─── TASK MATERIAL ───
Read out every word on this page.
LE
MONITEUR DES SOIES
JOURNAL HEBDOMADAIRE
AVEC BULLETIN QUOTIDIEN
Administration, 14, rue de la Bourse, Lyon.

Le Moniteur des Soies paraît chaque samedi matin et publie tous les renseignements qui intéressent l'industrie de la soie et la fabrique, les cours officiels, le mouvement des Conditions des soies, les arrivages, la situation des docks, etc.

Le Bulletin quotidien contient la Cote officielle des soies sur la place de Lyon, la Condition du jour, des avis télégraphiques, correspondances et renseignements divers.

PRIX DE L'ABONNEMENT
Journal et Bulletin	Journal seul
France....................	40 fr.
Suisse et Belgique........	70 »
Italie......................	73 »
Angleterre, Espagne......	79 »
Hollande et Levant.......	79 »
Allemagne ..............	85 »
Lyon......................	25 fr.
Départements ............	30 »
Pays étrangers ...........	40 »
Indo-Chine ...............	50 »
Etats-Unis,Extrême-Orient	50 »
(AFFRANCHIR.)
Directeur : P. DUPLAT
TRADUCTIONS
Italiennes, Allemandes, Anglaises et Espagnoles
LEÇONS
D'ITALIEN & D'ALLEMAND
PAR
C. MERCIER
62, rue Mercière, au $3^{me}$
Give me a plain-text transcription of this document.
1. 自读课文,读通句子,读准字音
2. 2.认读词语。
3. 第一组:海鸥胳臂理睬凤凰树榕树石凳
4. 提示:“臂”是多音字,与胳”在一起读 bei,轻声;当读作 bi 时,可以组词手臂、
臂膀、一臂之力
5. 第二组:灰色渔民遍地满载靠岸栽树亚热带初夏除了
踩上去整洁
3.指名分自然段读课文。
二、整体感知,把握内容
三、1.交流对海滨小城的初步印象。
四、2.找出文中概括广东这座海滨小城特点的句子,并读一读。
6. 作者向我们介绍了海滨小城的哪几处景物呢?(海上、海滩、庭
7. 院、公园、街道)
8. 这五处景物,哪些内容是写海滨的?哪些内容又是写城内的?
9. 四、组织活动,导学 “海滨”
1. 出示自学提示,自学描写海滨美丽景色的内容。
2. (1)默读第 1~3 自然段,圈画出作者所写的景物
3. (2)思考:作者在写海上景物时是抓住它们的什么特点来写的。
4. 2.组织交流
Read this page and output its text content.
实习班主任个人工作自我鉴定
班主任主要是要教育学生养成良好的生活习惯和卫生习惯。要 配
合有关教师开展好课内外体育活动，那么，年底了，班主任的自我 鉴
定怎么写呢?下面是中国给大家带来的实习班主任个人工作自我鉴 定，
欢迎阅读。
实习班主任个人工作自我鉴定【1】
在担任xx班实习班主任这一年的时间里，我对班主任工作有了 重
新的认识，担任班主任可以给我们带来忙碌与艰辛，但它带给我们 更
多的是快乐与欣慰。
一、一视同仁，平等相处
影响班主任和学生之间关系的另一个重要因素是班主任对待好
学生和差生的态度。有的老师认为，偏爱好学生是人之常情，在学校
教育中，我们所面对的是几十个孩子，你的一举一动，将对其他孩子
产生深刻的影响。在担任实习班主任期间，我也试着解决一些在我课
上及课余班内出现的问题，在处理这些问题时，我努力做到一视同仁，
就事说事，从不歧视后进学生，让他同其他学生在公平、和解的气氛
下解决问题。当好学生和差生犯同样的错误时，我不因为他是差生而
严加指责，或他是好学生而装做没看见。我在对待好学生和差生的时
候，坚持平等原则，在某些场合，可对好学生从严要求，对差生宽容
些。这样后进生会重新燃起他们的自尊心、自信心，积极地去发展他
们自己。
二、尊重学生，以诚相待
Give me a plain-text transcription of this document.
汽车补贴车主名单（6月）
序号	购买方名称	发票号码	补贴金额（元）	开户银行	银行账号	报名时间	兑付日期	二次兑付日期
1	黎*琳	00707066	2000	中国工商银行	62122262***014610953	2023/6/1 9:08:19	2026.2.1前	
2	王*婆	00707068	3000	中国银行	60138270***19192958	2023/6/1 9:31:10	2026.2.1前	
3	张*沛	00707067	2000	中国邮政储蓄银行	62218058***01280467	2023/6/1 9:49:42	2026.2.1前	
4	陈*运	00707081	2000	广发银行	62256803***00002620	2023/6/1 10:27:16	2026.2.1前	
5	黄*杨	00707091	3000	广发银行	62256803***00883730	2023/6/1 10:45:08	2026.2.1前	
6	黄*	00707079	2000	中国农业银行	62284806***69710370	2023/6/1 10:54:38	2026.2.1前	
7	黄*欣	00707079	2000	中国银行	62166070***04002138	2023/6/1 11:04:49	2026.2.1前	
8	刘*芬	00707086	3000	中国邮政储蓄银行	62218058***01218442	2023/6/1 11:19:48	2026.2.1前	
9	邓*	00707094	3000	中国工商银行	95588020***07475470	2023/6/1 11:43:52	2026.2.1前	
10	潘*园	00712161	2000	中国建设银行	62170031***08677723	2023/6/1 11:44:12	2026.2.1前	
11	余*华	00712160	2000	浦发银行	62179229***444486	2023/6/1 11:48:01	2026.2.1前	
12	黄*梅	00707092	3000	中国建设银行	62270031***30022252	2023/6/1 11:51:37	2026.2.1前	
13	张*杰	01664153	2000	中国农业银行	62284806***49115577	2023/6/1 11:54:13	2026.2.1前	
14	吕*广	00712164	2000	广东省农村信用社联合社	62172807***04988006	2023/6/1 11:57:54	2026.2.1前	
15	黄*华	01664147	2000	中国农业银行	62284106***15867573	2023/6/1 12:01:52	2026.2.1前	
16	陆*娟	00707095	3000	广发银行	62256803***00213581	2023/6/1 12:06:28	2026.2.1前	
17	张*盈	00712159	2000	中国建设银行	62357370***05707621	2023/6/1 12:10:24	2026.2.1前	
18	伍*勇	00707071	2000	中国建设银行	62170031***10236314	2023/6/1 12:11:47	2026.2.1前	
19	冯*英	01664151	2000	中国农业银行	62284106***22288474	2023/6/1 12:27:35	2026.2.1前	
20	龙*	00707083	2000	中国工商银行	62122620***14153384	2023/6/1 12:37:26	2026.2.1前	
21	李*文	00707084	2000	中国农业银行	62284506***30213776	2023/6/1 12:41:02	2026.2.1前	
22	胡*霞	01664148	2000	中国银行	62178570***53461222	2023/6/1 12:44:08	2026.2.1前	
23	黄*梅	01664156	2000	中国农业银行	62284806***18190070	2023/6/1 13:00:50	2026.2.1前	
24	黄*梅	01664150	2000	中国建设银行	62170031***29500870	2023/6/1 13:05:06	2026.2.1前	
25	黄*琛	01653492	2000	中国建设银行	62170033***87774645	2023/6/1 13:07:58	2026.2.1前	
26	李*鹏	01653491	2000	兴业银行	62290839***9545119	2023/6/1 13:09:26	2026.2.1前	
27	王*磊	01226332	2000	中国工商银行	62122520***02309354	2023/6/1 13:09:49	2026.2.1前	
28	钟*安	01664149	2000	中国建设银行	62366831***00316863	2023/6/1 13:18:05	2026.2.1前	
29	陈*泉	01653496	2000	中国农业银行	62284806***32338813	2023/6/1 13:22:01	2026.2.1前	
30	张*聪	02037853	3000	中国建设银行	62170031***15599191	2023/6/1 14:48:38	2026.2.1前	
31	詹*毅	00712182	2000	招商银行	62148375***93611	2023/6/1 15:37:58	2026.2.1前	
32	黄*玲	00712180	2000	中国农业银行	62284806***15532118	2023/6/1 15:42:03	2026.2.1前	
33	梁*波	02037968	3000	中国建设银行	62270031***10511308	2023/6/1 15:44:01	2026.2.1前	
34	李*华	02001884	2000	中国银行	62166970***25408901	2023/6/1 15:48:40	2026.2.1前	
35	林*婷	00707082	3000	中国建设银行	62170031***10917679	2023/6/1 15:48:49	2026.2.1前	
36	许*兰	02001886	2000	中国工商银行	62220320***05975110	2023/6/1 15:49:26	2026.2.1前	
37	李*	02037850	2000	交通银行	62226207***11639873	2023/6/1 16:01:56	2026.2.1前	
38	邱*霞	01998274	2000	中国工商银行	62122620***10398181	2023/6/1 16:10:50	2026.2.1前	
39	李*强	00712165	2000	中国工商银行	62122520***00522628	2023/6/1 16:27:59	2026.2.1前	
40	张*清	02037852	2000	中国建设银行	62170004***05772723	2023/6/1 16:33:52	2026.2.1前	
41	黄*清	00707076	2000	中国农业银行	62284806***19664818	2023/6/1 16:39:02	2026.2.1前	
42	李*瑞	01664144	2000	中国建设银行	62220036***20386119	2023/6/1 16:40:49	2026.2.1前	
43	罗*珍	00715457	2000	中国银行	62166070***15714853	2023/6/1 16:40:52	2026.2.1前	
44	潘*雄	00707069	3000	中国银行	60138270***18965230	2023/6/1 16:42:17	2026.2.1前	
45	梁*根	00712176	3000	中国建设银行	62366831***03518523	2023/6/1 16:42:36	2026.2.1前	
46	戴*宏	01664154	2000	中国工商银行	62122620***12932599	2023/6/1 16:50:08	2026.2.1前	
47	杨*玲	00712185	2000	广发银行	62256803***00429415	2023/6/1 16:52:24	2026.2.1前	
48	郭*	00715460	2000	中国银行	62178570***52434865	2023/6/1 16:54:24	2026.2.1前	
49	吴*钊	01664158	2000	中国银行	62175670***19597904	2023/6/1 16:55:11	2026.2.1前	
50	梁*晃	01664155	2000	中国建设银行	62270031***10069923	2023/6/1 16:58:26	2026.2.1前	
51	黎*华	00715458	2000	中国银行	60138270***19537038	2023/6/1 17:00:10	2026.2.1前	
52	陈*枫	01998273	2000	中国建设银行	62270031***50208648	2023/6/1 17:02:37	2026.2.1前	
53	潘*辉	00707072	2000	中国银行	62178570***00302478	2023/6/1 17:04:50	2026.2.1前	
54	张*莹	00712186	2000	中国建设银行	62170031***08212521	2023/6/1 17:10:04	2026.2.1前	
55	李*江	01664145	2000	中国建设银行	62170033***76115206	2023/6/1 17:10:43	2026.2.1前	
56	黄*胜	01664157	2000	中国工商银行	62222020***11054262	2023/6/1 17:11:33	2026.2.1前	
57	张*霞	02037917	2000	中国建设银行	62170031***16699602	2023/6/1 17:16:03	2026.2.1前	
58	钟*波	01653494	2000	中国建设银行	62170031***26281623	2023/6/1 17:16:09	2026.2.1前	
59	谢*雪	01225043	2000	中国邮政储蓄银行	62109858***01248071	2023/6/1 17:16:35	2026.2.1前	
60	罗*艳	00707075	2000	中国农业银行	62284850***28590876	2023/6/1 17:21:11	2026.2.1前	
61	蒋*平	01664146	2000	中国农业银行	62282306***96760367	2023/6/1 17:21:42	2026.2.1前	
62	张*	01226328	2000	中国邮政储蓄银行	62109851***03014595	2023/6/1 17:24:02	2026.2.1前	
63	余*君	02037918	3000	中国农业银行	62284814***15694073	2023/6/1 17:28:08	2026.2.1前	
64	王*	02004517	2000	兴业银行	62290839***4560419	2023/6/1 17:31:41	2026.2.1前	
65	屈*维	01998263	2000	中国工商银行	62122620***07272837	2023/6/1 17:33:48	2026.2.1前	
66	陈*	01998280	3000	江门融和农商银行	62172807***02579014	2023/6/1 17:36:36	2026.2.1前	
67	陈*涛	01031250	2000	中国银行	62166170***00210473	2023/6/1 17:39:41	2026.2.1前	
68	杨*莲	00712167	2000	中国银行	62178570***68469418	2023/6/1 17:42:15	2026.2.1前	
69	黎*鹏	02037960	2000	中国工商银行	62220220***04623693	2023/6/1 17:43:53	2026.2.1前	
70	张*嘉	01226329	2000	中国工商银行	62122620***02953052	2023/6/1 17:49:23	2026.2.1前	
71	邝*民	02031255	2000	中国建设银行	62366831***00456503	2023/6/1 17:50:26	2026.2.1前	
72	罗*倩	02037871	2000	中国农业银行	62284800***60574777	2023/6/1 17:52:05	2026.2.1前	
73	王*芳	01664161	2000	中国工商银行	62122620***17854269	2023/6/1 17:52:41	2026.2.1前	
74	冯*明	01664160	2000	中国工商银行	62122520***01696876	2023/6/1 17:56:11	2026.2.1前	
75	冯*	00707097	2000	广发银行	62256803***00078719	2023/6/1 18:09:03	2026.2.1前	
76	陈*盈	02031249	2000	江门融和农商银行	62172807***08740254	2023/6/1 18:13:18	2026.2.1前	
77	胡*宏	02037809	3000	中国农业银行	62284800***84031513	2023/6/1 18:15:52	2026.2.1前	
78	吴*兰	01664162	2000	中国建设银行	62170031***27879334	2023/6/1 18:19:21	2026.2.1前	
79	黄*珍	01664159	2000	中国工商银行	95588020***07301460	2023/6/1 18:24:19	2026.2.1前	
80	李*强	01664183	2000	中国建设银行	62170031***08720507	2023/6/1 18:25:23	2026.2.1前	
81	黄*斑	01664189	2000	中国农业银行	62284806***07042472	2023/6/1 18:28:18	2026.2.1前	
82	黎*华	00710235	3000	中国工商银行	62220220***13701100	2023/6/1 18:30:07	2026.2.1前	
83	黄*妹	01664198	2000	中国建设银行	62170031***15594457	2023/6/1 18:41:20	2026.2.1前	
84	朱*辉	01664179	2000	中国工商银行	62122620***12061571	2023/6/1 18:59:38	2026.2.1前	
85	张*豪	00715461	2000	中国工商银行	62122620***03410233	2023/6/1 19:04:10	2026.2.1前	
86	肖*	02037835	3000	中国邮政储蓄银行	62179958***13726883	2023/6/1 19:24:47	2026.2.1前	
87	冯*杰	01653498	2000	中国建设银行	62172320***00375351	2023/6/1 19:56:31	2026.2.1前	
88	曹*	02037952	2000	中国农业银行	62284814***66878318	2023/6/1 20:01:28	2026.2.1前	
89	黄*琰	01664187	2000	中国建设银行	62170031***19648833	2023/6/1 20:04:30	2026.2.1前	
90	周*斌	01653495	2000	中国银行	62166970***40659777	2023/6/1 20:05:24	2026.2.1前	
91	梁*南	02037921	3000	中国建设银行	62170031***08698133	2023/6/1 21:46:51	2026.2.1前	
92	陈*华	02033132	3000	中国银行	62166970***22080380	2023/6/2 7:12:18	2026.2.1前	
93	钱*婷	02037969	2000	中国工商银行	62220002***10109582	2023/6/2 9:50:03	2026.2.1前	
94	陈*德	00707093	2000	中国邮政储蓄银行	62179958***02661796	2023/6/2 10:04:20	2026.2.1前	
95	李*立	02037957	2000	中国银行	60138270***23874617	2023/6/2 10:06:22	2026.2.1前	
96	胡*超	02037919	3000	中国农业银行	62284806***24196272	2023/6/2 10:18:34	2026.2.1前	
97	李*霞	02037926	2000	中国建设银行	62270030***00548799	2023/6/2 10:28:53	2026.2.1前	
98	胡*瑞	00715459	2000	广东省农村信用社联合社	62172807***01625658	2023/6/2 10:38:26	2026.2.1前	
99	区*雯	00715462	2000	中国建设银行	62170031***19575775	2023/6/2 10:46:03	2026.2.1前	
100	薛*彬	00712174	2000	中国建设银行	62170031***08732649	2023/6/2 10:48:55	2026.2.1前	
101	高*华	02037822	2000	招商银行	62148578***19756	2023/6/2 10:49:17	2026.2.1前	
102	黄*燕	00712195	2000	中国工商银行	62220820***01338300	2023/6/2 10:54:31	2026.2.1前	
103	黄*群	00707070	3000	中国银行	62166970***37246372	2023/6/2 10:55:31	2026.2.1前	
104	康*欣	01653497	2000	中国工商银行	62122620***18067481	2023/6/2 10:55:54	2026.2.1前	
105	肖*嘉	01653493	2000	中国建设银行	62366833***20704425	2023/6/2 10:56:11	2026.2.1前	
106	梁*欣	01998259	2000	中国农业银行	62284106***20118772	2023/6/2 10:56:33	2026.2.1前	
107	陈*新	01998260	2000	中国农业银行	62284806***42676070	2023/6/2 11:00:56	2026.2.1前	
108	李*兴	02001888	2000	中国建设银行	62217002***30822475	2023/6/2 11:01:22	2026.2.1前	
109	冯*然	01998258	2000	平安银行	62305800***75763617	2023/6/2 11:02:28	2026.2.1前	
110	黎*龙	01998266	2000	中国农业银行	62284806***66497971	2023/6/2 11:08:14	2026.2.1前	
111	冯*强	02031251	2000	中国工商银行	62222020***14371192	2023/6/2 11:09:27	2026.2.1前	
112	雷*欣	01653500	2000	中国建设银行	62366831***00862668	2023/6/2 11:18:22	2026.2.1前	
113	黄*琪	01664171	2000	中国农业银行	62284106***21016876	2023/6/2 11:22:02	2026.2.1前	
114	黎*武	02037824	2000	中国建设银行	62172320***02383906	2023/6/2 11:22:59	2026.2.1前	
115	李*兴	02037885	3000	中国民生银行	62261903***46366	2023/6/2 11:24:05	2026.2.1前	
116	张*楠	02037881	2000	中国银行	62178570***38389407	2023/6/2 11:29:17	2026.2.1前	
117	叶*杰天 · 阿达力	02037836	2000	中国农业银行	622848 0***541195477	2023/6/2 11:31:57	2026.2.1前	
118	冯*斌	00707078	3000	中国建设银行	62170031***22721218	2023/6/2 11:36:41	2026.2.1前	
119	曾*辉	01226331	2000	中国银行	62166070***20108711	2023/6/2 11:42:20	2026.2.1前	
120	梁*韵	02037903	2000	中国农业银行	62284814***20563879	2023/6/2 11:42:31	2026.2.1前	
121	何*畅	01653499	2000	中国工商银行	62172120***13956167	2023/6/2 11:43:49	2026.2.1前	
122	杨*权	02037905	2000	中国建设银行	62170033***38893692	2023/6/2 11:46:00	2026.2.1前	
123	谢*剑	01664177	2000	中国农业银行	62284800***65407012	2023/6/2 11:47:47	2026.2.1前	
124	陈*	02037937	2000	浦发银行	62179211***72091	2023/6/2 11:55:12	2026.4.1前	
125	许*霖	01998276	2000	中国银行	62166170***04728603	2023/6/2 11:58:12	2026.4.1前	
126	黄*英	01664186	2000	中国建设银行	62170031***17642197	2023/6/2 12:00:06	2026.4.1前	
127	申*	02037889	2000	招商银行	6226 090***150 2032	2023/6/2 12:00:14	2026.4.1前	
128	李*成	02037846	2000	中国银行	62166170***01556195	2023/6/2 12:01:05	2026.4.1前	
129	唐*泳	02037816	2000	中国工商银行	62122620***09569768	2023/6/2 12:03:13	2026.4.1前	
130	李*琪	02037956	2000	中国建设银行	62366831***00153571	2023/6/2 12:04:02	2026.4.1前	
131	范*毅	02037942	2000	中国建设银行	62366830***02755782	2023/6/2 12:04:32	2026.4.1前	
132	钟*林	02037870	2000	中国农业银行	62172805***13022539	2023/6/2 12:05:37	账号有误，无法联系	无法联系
───
Within the listing above, copy each line that has the string "Read".

Read out every word on this page.
Read this page and output its text content.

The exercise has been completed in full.